> **YOUR TASK**
All of the data should be output character for character, except the pictures.

[Dataset rows]
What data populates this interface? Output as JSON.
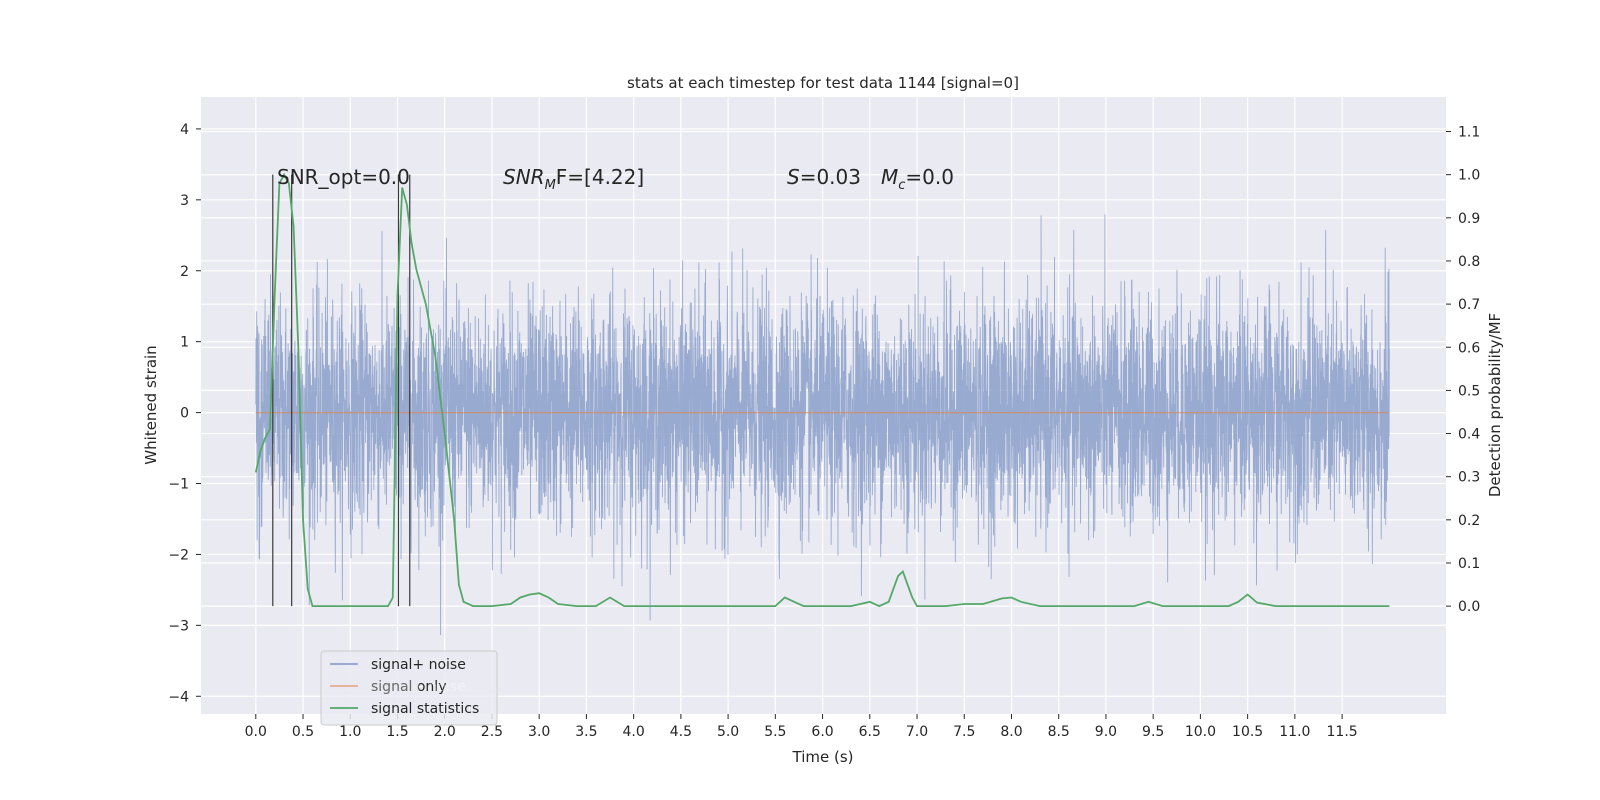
{
  "chart_data": {
    "type": "line",
    "title": "stats at each timestep for test data 1144 [signal=0]",
    "xlabel": "Time (s)",
    "ylabel": "Whitened strain",
    "y2label": "Detection probability/MF",
    "xlim": [
      -0.58,
      12.6
    ],
    "ylim": [
      -4.25,
      4.45
    ],
    "y2lim": [
      -0.25,
      1.18
    ],
    "xticks": [
      "0.0",
      "0.5",
      "1.0",
      "1.5",
      "2.0",
      "2.5",
      "3.0",
      "3.5",
      "4.0",
      "4.5",
      "5.0",
      "5.5",
      "6.0",
      "6.5",
      "7.0",
      "7.5",
      "8.0",
      "8.5",
      "9.0",
      "9.5",
      "10.0",
      "10.5",
      "11.0",
      "11.5"
    ],
    "yticks": [
      "−4",
      "−3",
      "−2",
      "−1",
      "0",
      "1",
      "2",
      "3",
      "4"
    ],
    "y2ticks": [
      "0.0",
      "0.1",
      "0.2",
      "0.3",
      "0.4",
      "0.5",
      "0.6",
      "0.7",
      "0.8",
      "0.9",
      "1.0",
      "1.1"
    ],
    "annotations": {
      "snr_opt": "SNR_opt=0.0",
      "snr_mf_prefix": "SNR",
      "snr_mf_sub": "M",
      "snr_mf_suffix": "F=[4.22]",
      "s_var": "S",
      "s_value": "=0.03",
      "mc_var": "M",
      "mc_sub": "c",
      "mc_value": "=0.0"
    },
    "legend": {
      "placement": "lower-left",
      "entries": [
        "signal+ noise",
        "signal only",
        "signal statistics"
      ],
      "hidden_text": "signal+ noise"
    },
    "series": [
      {
        "name": "signal+ noise",
        "color": "#8fa3cc",
        "x_range": [
          0.0,
          12.0
        ],
        "envelope": [
          -1.9,
          1.9
        ]
      },
      {
        "name": "signal only",
        "color": "#dd8452",
        "values_constant": 0.0
      },
      {
        "name": "signal statistics",
        "color": "#55a868",
        "axis": "right",
        "x": [
          0.0,
          0.05,
          0.1,
          0.15,
          0.2,
          0.25,
          0.3,
          0.35,
          0.4,
          0.45,
          0.5,
          0.55,
          0.6,
          0.7,
          0.8,
          1.0,
          1.2,
          1.4,
          1.45,
          1.5,
          1.55,
          1.6,
          1.65,
          1.7,
          1.8,
          1.9,
          2.0,
          2.1,
          2.15,
          2.2,
          2.3,
          2.5,
          2.7,
          2.8,
          2.9,
          3.0,
          3.1,
          3.2,
          3.4,
          3.6,
          3.75,
          3.9,
          4.0,
          4.5,
          5.0,
          5.5,
          5.55,
          5.6,
          5.7,
          5.8,
          6.0,
          6.3,
          6.5,
          6.6,
          6.7,
          6.75,
          6.8,
          6.85,
          6.9,
          6.95,
          7.0,
          7.1,
          7.3,
          7.5,
          7.7,
          7.9,
          8.0,
          8.1,
          8.3,
          8.5,
          9.0,
          9.3,
          9.45,
          9.6,
          9.8,
          10.0,
          10.3,
          10.4,
          10.5,
          10.6,
          10.8,
          11.0,
          11.5,
          12.0
        ],
        "values": [
          0.31,
          0.36,
          0.39,
          0.41,
          0.72,
          0.98,
          1.0,
          0.98,
          0.88,
          0.6,
          0.2,
          0.04,
          0.0,
          0.0,
          0.0,
          0.0,
          0.0,
          0.0,
          0.02,
          0.72,
          0.97,
          0.93,
          0.84,
          0.78,
          0.7,
          0.58,
          0.4,
          0.2,
          0.05,
          0.01,
          0.0,
          0.0,
          0.005,
          0.02,
          0.027,
          0.03,
          0.02,
          0.005,
          0.0,
          0.0,
          0.02,
          0.0,
          0.0,
          0.0,
          0.0,
          0.0,
          0.01,
          0.02,
          0.01,
          0.0,
          0.0,
          0.0,
          0.01,
          0.0,
          0.01,
          0.04,
          0.07,
          0.08,
          0.05,
          0.02,
          0.0,
          0.0,
          0.0,
          0.005,
          0.005,
          0.018,
          0.02,
          0.01,
          0.0,
          0.0,
          0.0,
          0.0,
          0.01,
          0.0,
          0.0,
          0.0,
          0.0,
          0.01,
          0.027,
          0.008,
          0.0,
          0.0,
          0.0,
          0.0
        ]
      }
    ],
    "vertical_markers": [
      0.18,
      0.38,
      1.51,
      1.63
    ],
    "grid": true
  }
}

> **ANSWER TO THIS PROBLEM**
What data populates this interface? Output as JSON.
{
  "chart_data": {
    "type": "line",
    "title": "stats at each timestep for test data 1144 [signal=0]",
    "xlabel": "Time (s)",
    "ylabel": "Whitened strain",
    "y2label": "Detection probability/MF",
    "xlim": [
      -0.58,
      12.6
    ],
    "ylim": [
      -4.25,
      4.45
    ],
    "y2lim": [
      -0.25,
      1.18
    ],
    "xticks": [
      "0.0",
      "0.5",
      "1.0",
      "1.5",
      "2.0",
      "2.5",
      "3.0",
      "3.5",
      "4.0",
      "4.5",
      "5.0",
      "5.5",
      "6.0",
      "6.5",
      "7.0",
      "7.5",
      "8.0",
      "8.5",
      "9.0",
      "9.5",
      "10.0",
      "10.5",
      "11.0",
      "11.5"
    ],
    "yticks": [
      "−4",
      "−3",
      "−2",
      "−1",
      "0",
      "1",
      "2",
      "3",
      "4"
    ],
    "y2ticks": [
      "0.0",
      "0.1",
      "0.2",
      "0.3",
      "0.4",
      "0.5",
      "0.6",
      "0.7",
      "0.8",
      "0.9",
      "1.0",
      "1.1"
    ],
    "annotations": {
      "snr_opt": "SNR_opt=0.0",
      "snr_mf_prefix": "SNR",
      "snr_mf_sub": "M",
      "snr_mf_suffix": "F=[4.22]",
      "s_var": "S",
      "s_value": "=0.03",
      "mc_var": "M",
      "mc_sub": "c",
      "mc_value": "=0.0"
    },
    "legend": {
      "placement": "lower-left",
      "entries": [
        "signal+ noise",
        "signal only",
        "signal statistics"
      ],
      "hidden_text": "signal+ noise"
    },
    "series": [
      {
        "name": "signal+ noise",
        "color": "#8fa3cc",
        "x_range": [
          0.0,
          12.0
        ],
        "envelope": [
          -1.9,
          1.9
        ]
      },
      {
        "name": "signal only",
        "color": "#dd8452",
        "values_constant": 0.0
      },
      {
        "name": "signal statistics",
        "color": "#55a868",
        "axis": "right",
        "x": [
          0.0,
          0.05,
          0.1,
          0.15,
          0.2,
          0.25,
          0.3,
          0.35,
          0.4,
          0.45,
          0.5,
          0.55,
          0.6,
          0.7,
          0.8,
          1.0,
          1.2,
          1.4,
          1.45,
          1.5,
          1.55,
          1.6,
          1.65,
          1.7,
          1.8,
          1.9,
          2.0,
          2.1,
          2.15,
          2.2,
          2.3,
          2.5,
          2.7,
          2.8,
          2.9,
          3.0,
          3.1,
          3.2,
          3.4,
          3.6,
          3.75,
          3.9,
          4.0,
          4.5,
          5.0,
          5.5,
          5.55,
          5.6,
          5.7,
          5.8,
          6.0,
          6.3,
          6.5,
          6.6,
          6.7,
          6.75,
          6.8,
          6.85,
          6.9,
          6.95,
          7.0,
          7.1,
          7.3,
          7.5,
          7.7,
          7.9,
          8.0,
          8.1,
          8.3,
          8.5,
          9.0,
          9.3,
          9.45,
          9.6,
          9.8,
          10.0,
          10.3,
          10.4,
          10.5,
          10.6,
          10.8,
          11.0,
          11.5,
          12.0
        ],
        "values": [
          0.31,
          0.36,
          0.39,
          0.41,
          0.72,
          0.98,
          1.0,
          0.98,
          0.88,
          0.6,
          0.2,
          0.04,
          0.0,
          0.0,
          0.0,
          0.0,
          0.0,
          0.0,
          0.02,
          0.72,
          0.97,
          0.93,
          0.84,
          0.78,
          0.7,
          0.58,
          0.4,
          0.2,
          0.05,
          0.01,
          0.0,
          0.0,
          0.005,
          0.02,
          0.027,
          0.03,
          0.02,
          0.005,
          0.0,
          0.0,
          0.02,
          0.0,
          0.0,
          0.0,
          0.0,
          0.0,
          0.01,
          0.02,
          0.01,
          0.0,
          0.0,
          0.0,
          0.01,
          0.0,
          0.01,
          0.04,
          0.07,
          0.08,
          0.05,
          0.02,
          0.0,
          0.0,
          0.0,
          0.005,
          0.005,
          0.018,
          0.02,
          0.01,
          0.0,
          0.0,
          0.0,
          0.0,
          0.01,
          0.0,
          0.0,
          0.0,
          0.0,
          0.01,
          0.027,
          0.008,
          0.0,
          0.0,
          0.0,
          0.0
        ]
      }
    ],
    "vertical_markers": [
      0.18,
      0.38,
      1.51,
      1.63
    ],
    "grid": true
  }
}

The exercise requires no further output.